▶ [ЧТО СДЕЛАТЬ]:
Оформите в виде таблицы Markdown строки, начиная со строки с "- cell-styles-button[interactable]: Cell" и заканчивая строкой с "- cut-button[interactable]: Cut: [60, 76, 76, 88]" включительно, без пустых строк. Столбцы назовите «Номер» и «Строка записи».

▶ [ЗАПИСИ НАБОРА ДАННЫХ]:
★ ★ ★ ★

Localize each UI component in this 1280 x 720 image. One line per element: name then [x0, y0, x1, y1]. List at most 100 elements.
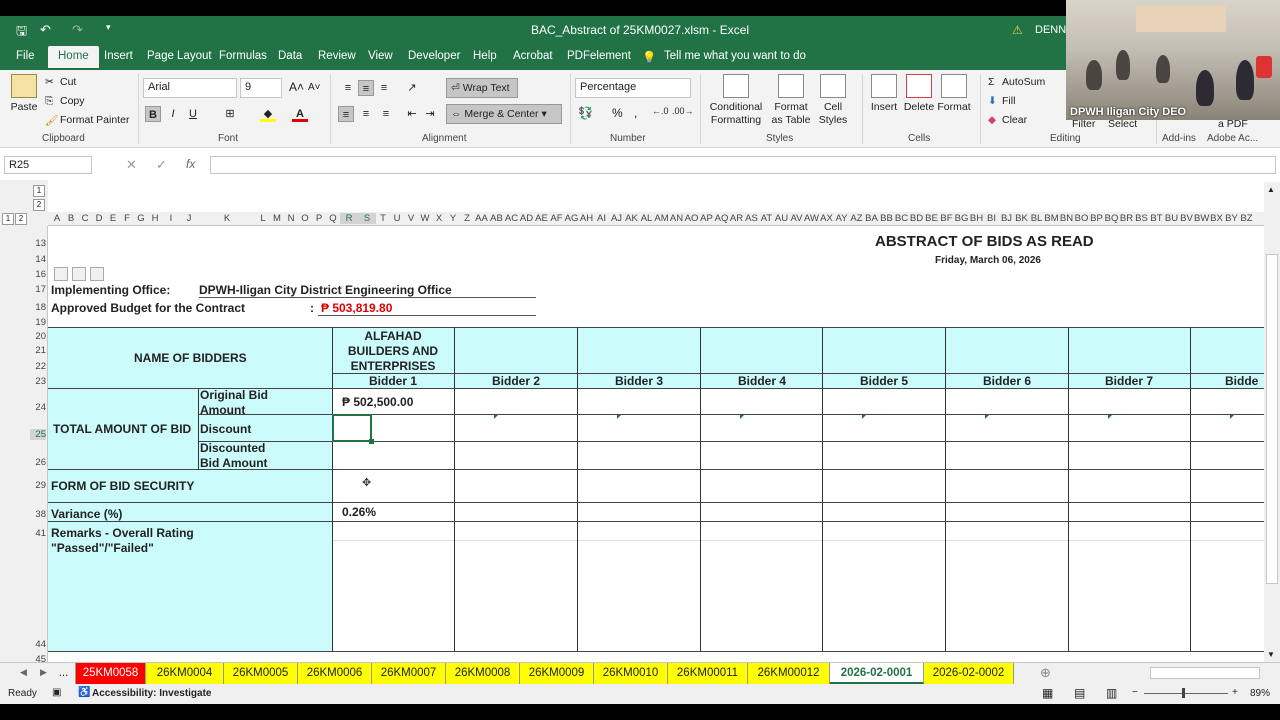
- cell-styles-button[interactable]: Cell Styles: [814, 74, 852, 127]
- column-header[interactable]: R: [340, 213, 358, 224]
- column-header[interactable]: F: [120, 213, 134, 224]
- column-header[interactable]: BT: [1149, 213, 1164, 224]
- column-header[interactable]: BH: [969, 213, 984, 224]
- column-header[interactable]: N: [284, 213, 298, 224]
- column-header[interactable]: BD: [909, 213, 924, 224]
- column-header[interactable]: C: [78, 213, 92, 224]
- sheet-tab[interactable]: 25KM0058: [76, 663, 146, 684]
- column-header[interactable]: AB: [489, 213, 504, 224]
- column-header[interactable]: BB: [879, 213, 894, 224]
- column-header[interactable]: AY: [834, 213, 849, 224]
- column-header[interactable]: AI: [594, 213, 609, 224]
- column-header[interactable]: AM: [654, 213, 669, 224]
- row-header[interactable]: 29: [30, 480, 46, 491]
- warning-icon[interactable]: ⚠: [1012, 23, 1023, 37]
- column-header[interactable]: T: [376, 213, 390, 224]
- row-header[interactable]: 17: [30, 284, 46, 295]
- cut-button[interactable]: Cut: [60, 76, 76, 88]
- column-header[interactable]: AP: [699, 213, 714, 224]
- row-header[interactable]: 16: [30, 269, 46, 280]
- copy-button[interactable]: Copy: [60, 95, 85, 107]
- row-header[interactable]: 26: [30, 457, 46, 468]
- new-sheet-icon[interactable]: ⊕: [1040, 665, 1051, 681]
- column-header[interactable]: BL: [1029, 213, 1044, 224]
- align-middle-icon[interactable]: ≡: [358, 80, 374, 96]
- row-header[interactable]: 18: [30, 302, 46, 313]
- row-header[interactable]: 44: [30, 639, 46, 650]
- column-header[interactable]: AJ: [609, 213, 624, 224]
- column-header[interactable]: K: [198, 213, 256, 224]
- normal-view-icon[interactable]: ▦: [1042, 686, 1053, 700]
- clear-button[interactable]: Clear: [1002, 114, 1027, 126]
- format-painter-button[interactable]: Format Painter: [60, 114, 129, 126]
- tab-view[interactable]: View: [368, 50, 393, 62]
- outline-level-1[interactable]: 1: [33, 185, 45, 197]
- column-header[interactable]: J: [180, 213, 198, 224]
- align-center-icon[interactable]: ≡: [358, 106, 374, 122]
- column-header[interactable]: BS: [1134, 213, 1149, 224]
- column-header[interactable]: I: [162, 213, 180, 224]
- row-header[interactable]: 24: [30, 402, 46, 413]
- function-icon[interactable]: fx: [186, 157, 195, 171]
- column-header[interactable]: AV: [789, 213, 804, 224]
- column-header[interactable]: P: [312, 213, 326, 224]
- align-bottom-icon[interactable]: ≡: [376, 80, 392, 96]
- align-left-icon[interactable]: ≡: [338, 106, 354, 122]
- tab-file[interactable]: File: [16, 50, 35, 62]
- column-header[interactable]: BP: [1089, 213, 1104, 224]
- tab-review[interactable]: Review: [318, 50, 356, 62]
- column-header[interactable]: BA: [864, 213, 879, 224]
- increase-indent-icon[interactable]: ⇥: [422, 106, 438, 122]
- next-sheet-icon[interactable]: ▶: [40, 667, 47, 678]
- column-header[interactable]: BE: [924, 213, 939, 224]
- column-header[interactable]: BN: [1059, 213, 1074, 224]
- enter-icon[interactable]: ✓: [156, 157, 167, 173]
- insert-cells-button[interactable]: Insert: [868, 74, 900, 114]
- sheet-tab-more[interactable]: ...: [52, 663, 76, 684]
- zoom-in-icon[interactable]: +: [1232, 687, 1238, 698]
- page-break-view-icon[interactable]: ▥: [1106, 686, 1117, 700]
- column-header[interactable]: A: [50, 213, 64, 224]
- page-layout-view-icon[interactable]: ▤: [1074, 686, 1085, 700]
- autosum-button[interactable]: AutoSum: [1002, 76, 1045, 88]
- column-header[interactable]: Z: [460, 213, 474, 224]
- increase-decimal-icon[interactable]: ←.0: [652, 106, 669, 116]
- name-box[interactable]: R25: [4, 156, 92, 174]
- column-header[interactable]: W: [418, 213, 432, 224]
- merge-center-button[interactable]: ⇔ Merge & Center ▾: [446, 104, 562, 124]
- vertical-scrollbar[interactable]: ▲ ▼: [1264, 182, 1280, 664]
- decrease-decimal-icon[interactable]: .00→: [672, 106, 694, 116]
- form-button[interactable]: [72, 267, 86, 281]
- column-header[interactable]: AT: [759, 213, 774, 224]
- fill-handle[interactable]: [369, 439, 374, 444]
- percent-icon[interactable]: %: [612, 106, 623, 120]
- macro-record-icon[interactable]: ▣: [52, 687, 61, 698]
- borders-icon[interactable]: ⊞: [222, 106, 238, 122]
- wrap-text-button[interactable]: ⏎ Wrap Text: [446, 78, 518, 98]
- comma-icon[interactable]: ,: [634, 106, 637, 120]
- format-as-table-button[interactable]: Format as Table: [768, 74, 814, 127]
- font-color-icon[interactable]: A: [292, 106, 308, 122]
- column-header[interactable]: AZ: [849, 213, 864, 224]
- decrease-font-icon[interactable]: A˅: [308, 82, 321, 93]
- column-header[interactable]: H: [148, 213, 162, 224]
- column-header[interactable]: AH: [579, 213, 594, 224]
- sheet-tab[interactable]: 26KM0009: [520, 663, 594, 684]
- column-header[interactable]: BO: [1074, 213, 1089, 224]
- tab-developer[interactable]: Developer: [408, 50, 460, 62]
- form-button[interactable]: [54, 267, 68, 281]
- scroll-up-icon[interactable]: ▲: [1267, 185, 1275, 194]
- column-header[interactable]: V: [404, 213, 418, 224]
- column-header[interactable]: Q: [326, 213, 340, 224]
- decrease-indent-icon[interactable]: ⇤: [404, 106, 420, 122]
- row-header[interactable]: 23: [30, 376, 46, 387]
- prev-sheet-icon[interactable]: ◀: [20, 667, 27, 678]
- font-name-select[interactable]: Arial: [143, 78, 237, 98]
- align-right-icon[interactable]: ≡: [378, 106, 394, 122]
- zoom-level[interactable]: 89%: [1250, 688, 1270, 699]
- col-outline-2[interactable]: 2: [15, 213, 27, 225]
- tab-pdfelement[interactable]: PDFelement: [567, 50, 631, 62]
- active-cell-r25[interactable]: [332, 414, 372, 442]
- column-header[interactable]: U: [390, 213, 404, 224]
- column-header[interactable]: AE: [534, 213, 549, 224]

★ ★ ★ ★

▶ [РЕЗУЛЬТАТ]:
| Номер | Строка записи |
|---|---|
| 1 | - cell-styles-button[interactable]: Cell Styles: [814, 74, 852, 127] |
| 2 | - column-header[interactable]: R: [340, 213, 358, 224] |
| 3 | - column-header[interactable]: F: [120, 213, 134, 224] |
| 4 | - column-header[interactable]: BT: [1149, 213, 1164, 224] |
| 5 | - column-header[interactable]: BH: [969, 213, 984, 224] |
| 6 | - column-header[interactable]: N: [284, 213, 298, 224] |
| 7 | - column-header[interactable]: BD: [909, 213, 924, 224] |
| 8 | - column-header[interactable]: C: [78, 213, 92, 224] |
| 9 | - sheet-tab[interactable]: 25KM0058: [76, 663, 146, 684] |
| 10 | - column-header[interactable]: AB: [489, 213, 504, 224] |
| 11 | - column-header[interactable]: BB: [879, 213, 894, 224] |
| 12 | - column-header[interactable]: AY: [834, 213, 849, 224] |
| 13 | - column-header[interactable]: AI: [594, 213, 609, 224] |
| 14 | - column-header[interactable]: AM: [654, 213, 669, 224] |
| 15 | - row-header[interactable]: 29: [30, 480, 46, 491] |
| 16 | - warning-icon[interactable]: ⚠: [1012, 23, 1023, 37] |
| 17 | - column-header[interactable]: T: [376, 213, 390, 224] |
| 18 | - row-header[interactable]: 17: [30, 284, 46, 295] |
| 19 | - cut-button[interactable]: Cut: [60, 76, 76, 88] |